Tally how many lines hold the string "Security". Your reply should be that number alone.

----------------

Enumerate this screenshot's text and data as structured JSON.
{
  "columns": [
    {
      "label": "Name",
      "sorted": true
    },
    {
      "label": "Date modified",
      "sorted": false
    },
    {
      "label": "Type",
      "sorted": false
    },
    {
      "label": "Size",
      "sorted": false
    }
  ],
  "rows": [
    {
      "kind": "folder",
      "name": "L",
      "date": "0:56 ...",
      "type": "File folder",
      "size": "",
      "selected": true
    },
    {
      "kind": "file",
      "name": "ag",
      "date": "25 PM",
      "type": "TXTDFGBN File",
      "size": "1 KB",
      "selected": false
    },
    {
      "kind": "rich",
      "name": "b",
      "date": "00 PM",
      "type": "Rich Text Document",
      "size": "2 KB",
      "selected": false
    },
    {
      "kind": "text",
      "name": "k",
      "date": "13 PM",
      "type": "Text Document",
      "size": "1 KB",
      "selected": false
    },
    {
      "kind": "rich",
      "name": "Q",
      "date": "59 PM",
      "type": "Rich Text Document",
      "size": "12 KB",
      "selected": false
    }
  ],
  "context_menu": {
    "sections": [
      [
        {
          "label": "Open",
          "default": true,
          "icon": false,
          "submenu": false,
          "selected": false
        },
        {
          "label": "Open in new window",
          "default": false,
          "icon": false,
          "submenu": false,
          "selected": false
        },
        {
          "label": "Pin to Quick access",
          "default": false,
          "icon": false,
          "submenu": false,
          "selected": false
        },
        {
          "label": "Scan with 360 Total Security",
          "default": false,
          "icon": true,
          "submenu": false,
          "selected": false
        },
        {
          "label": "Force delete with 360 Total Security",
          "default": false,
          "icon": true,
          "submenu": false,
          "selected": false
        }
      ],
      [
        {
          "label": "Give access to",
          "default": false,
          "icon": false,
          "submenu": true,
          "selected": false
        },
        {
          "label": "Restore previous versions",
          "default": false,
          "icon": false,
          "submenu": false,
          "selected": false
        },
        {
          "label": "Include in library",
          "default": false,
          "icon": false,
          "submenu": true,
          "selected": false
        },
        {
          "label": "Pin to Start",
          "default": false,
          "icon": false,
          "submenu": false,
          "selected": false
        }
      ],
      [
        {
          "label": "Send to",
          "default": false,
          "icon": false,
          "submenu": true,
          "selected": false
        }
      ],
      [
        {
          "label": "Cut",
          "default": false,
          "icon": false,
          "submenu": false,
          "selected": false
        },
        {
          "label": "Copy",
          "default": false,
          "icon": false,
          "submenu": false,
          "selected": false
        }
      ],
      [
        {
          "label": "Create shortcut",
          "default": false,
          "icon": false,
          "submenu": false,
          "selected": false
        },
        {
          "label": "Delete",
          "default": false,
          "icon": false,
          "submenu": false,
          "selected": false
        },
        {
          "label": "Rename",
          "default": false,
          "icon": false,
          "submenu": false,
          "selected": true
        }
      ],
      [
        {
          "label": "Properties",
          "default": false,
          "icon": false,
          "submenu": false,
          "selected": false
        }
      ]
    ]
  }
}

----------------

* [Problem solution]: 2